> WHAT YOU HAVE TO DO
Write out every entry precisely as given, leaving the pictures out.

================================

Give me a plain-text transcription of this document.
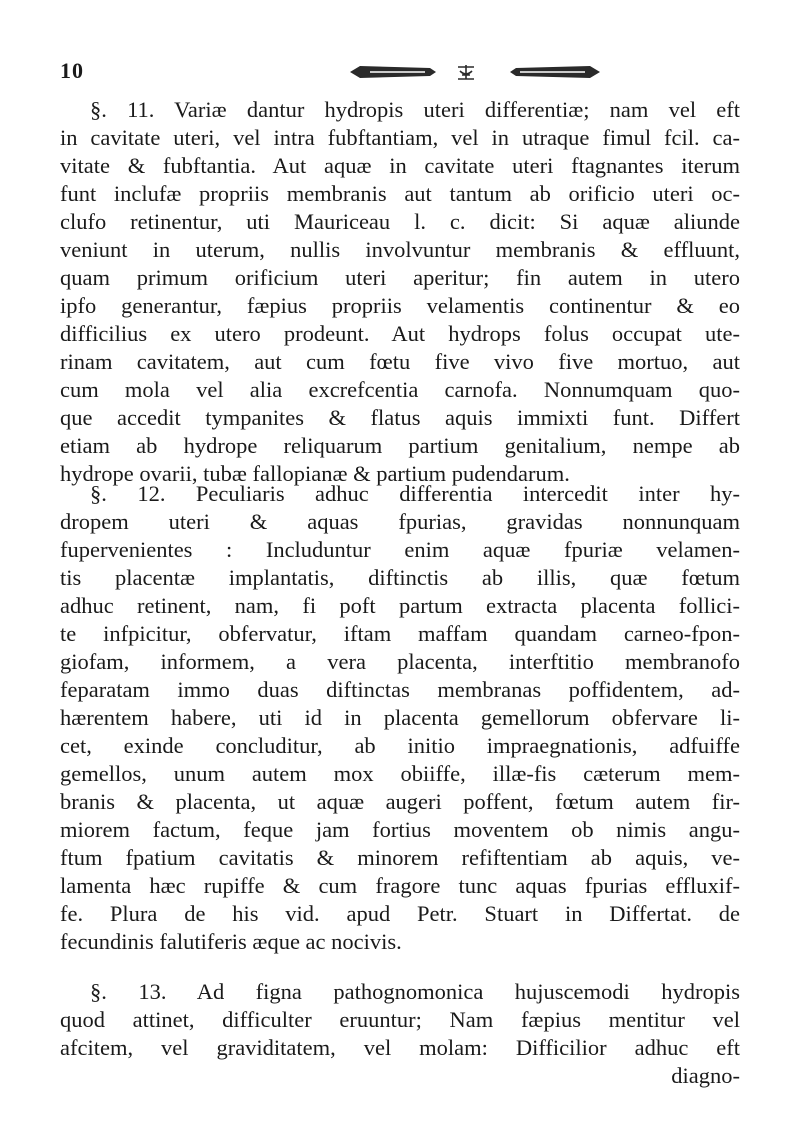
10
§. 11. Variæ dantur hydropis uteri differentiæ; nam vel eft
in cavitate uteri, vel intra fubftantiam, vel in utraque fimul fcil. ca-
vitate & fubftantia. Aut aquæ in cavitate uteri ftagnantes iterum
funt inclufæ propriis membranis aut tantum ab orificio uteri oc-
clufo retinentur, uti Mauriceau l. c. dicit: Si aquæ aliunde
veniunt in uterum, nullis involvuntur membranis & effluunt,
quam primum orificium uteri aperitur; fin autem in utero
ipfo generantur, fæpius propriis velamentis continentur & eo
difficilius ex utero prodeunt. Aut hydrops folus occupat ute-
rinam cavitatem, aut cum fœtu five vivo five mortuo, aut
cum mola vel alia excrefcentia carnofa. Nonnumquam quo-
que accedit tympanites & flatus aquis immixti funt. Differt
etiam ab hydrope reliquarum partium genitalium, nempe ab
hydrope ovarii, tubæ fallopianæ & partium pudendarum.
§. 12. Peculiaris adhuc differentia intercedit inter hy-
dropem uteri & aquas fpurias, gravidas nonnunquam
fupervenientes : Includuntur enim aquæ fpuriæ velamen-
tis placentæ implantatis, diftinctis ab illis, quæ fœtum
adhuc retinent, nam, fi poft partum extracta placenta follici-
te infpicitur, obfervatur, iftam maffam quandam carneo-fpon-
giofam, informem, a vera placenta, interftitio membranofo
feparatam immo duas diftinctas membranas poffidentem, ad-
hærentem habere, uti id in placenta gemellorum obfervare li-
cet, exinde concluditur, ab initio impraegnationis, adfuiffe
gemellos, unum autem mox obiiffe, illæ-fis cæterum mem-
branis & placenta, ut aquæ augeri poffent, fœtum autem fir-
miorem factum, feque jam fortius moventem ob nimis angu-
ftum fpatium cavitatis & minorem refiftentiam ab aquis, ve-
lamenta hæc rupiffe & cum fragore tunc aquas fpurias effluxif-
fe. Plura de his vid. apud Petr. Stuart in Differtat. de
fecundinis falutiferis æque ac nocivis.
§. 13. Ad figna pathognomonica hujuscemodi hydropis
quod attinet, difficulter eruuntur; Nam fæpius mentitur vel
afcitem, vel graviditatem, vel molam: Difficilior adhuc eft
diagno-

================================

> OUTPUT FOR THIS EXERCISE
Give me a plain-text transcription of this document.
10
§. 11. Variæ dantur hydropis uteri differentiæ; nam vel eft
in cavitate uteri, vel intra fubftantiam, vel in utraque fimul fcil. ca-
vitate & fubftantia. Aut aquæ in cavitate uteri ftagnantes iterum
funt inclufæ propriis membranis aut tantum ab orificio uteri oc-
clufo retinentur, uti Mauriceau l. c. dicit: Si aquæ aliunde
veniunt in uterum, nullis involvuntur membranis & effluunt,
quam primum orificium uteri aperitur; fin autem in utero
ipfo generantur, fæpius propriis velamentis continentur & eo
difficilius ex utero prodeunt. Aut hydrops folus occupat ute-
rinam cavitatem, aut cum fœtu five vivo five mortuo, aut
cum mola vel alia excrefcentia carnofa. Nonnumquam quo-
que accedit tympanites & flatus aquis immixti funt. Differt
etiam ab hydrope reliquarum partium genitalium, nempe ab
hydrope ovarii, tubæ fallopianæ & partium pudendarum.
§. 12. Peculiaris adhuc differentia intercedit inter hy-
dropem uteri & aquas fpurias, gravidas nonnunquam
fupervenientes : Includuntur enim aquæ fpuriæ velamen-
tis placentæ implantatis, diftinctis ab illis, quæ fœtum
adhuc retinent, nam, fi poft partum extracta placenta follici-
te infpicitur, obfervatur, iftam maffam quandam carneo-fpon-
giofam, informem, a vera placenta, interftitio membranofo
feparatam immo duas diftinctas membranas poffidentem, ad-
hærentem habere, uti id in placenta gemellorum obfervare li-
cet, exinde concluditur, ab initio impraegnationis, adfuiffe
gemellos, unum autem mox obiiffe, illæ-fis cæterum mem-
branis & placenta, ut aquæ augeri poffent, fœtum autem fir-
miorem factum, feque jam fortius moventem ob nimis angu-
ftum fpatium cavitatis & minorem refiftentiam ab aquis, ve-
lamenta hæc rupiffe & cum fragore tunc aquas fpurias effluxif-
fe. Plura de his vid. apud Petr. Stuart in Differtat. de
fecundinis falutiferis æque ac nocivis.
§. 13. Ad figna pathognomonica hujuscemodi hydropis
quod attinet, difficulter eruuntur; Nam fæpius mentitur vel
afcitem, vel graviditatem, vel molam: Difficilior adhuc eft
diagno-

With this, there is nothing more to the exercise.